WRITTEN INSTRUCTION >> Copy out the listing that follows, exactly, without its pictures.

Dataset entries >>
☆ ☆ ☆ ☆ ☆

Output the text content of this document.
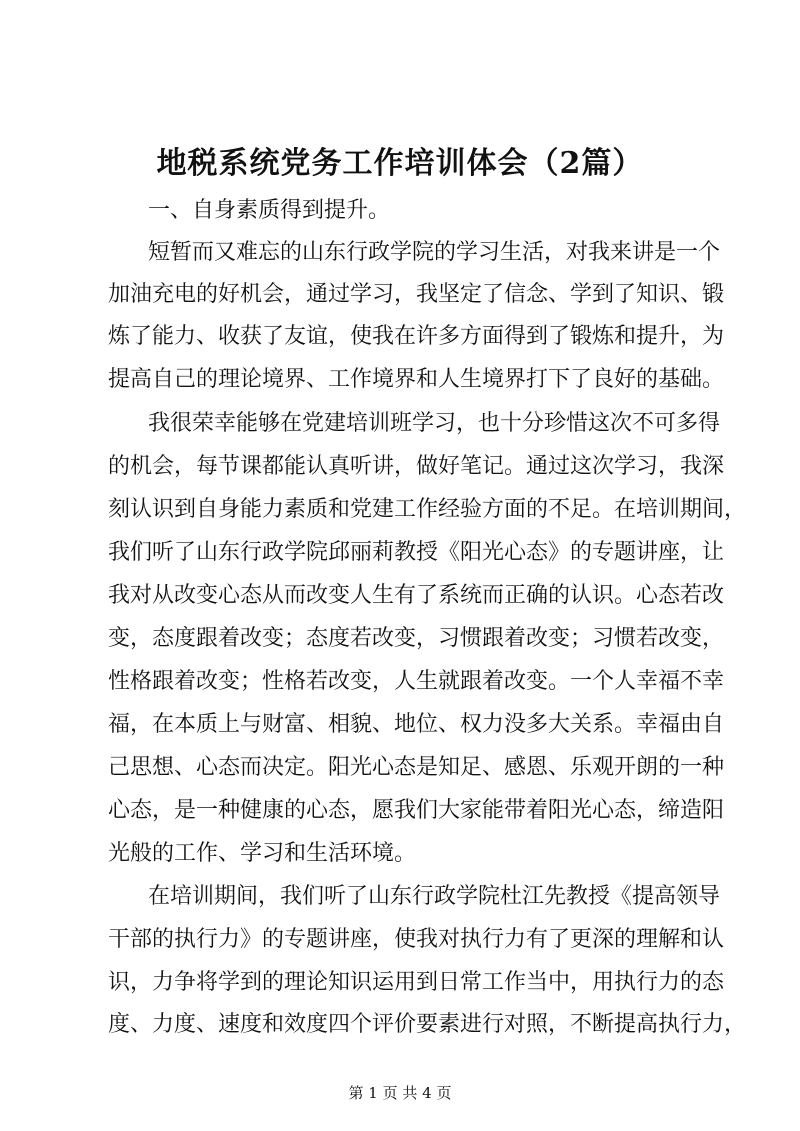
地税系统党务工作培训体会（2篇）
一、自身素质得到提升。
短暂而又难忘的山东行政学院的学习生活，对我来讲是一个
加油充电的好机会，通过学习，我坚定了信念、学到了知识、锻
炼了能力、收获了友谊，使我在许多方面得到了锻炼和提升，为
提高自己的理论境界、工作境界和人生境界打下了良好的基础。
我很荣幸能够在党建培训班学习，也十分珍惜这次不可多得
的机会，每节课都能认真听讲，做好笔记。通过这次学习，我深
刻认识到自身能力素质和党建工作经验方面的不足。在培训期间，
我们听了山东行政学院邱丽莉教授《阳光心态》的专题讲座，让
我对从改变心态从而改变人生有了系统而正确的认识。心态若改
变，态度跟着改变；态度若改变，习惯跟着改变；习惯若改变，
性格跟着改变；性格若改变，人生就跟着改变。一个人幸福不幸
福，在本质上与财富、相貌、地位、权力没多大关系。幸福由自
己思想、心态而决定。阳光心态是知足、感恩、乐观开朗的一种
心态，是一种健康的心态，愿我们大家能带着阳光心态，缔造阳
光般的工作、学习和生活环境。
在培训期间，我们听了山东行政学院杜江先教授《提高领导
干部的执行力》的专题讲座，使我对执行力有了更深的理解和认
识，力争将学到的理论知识运用到日常工作当中，用执行力的态
度、力度、速度和效度四个评价要素进行对照，不断提高执行力，
第 1 页 共 4 页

☆ ☆ ☆ ☆ ☆

OUTPUT >>
Output the text content of this document.
地税系统党务工作培训体会（2篇）
一、自身素质得到提升。
短暂而又难忘的山东行政学院的学习生活，对我来讲是一个
加油充电的好机会，通过学习，我坚定了信念、学到了知识、锻
炼了能力、收获了友谊，使我在许多方面得到了锻炼和提升，为
提高自己的理论境界、工作境界和人生境界打下了良好的基础。
我很荣幸能够在党建培训班学习，也十分珍惜这次不可多得
的机会，每节课都能认真听讲，做好笔记。通过这次学习，我深
刻认识到自身能力素质和党建工作经验方面的不足。在培训期间，
我们听了山东行政学院邱丽莉教授《阳光心态》的专题讲座，让
我对从改变心态从而改变人生有了系统而正确的认识。心态若改
变，态度跟着改变；态度若改变，习惯跟着改变；习惯若改变，
性格跟着改变；性格若改变，人生就跟着改变。一个人幸福不幸
福，在本质上与财富、相貌、地位、权力没多大关系。幸福由自
己思想、心态而决定。阳光心态是知足、感恩、乐观开朗的一种
心态，是一种健康的心态，愿我们大家能带着阳光心态，缔造阳
光般的工作、学习和生活环境。
在培训期间，我们听了山东行政学院杜江先教授《提高领导
干部的执行力》的专题讲座，使我对执行力有了更深的理解和认
识，力争将学到的理论知识运用到日常工作当中，用执行力的态
度、力度、速度和效度四个评价要素进行对照，不断提高执行力，
第 1 页 共 4 页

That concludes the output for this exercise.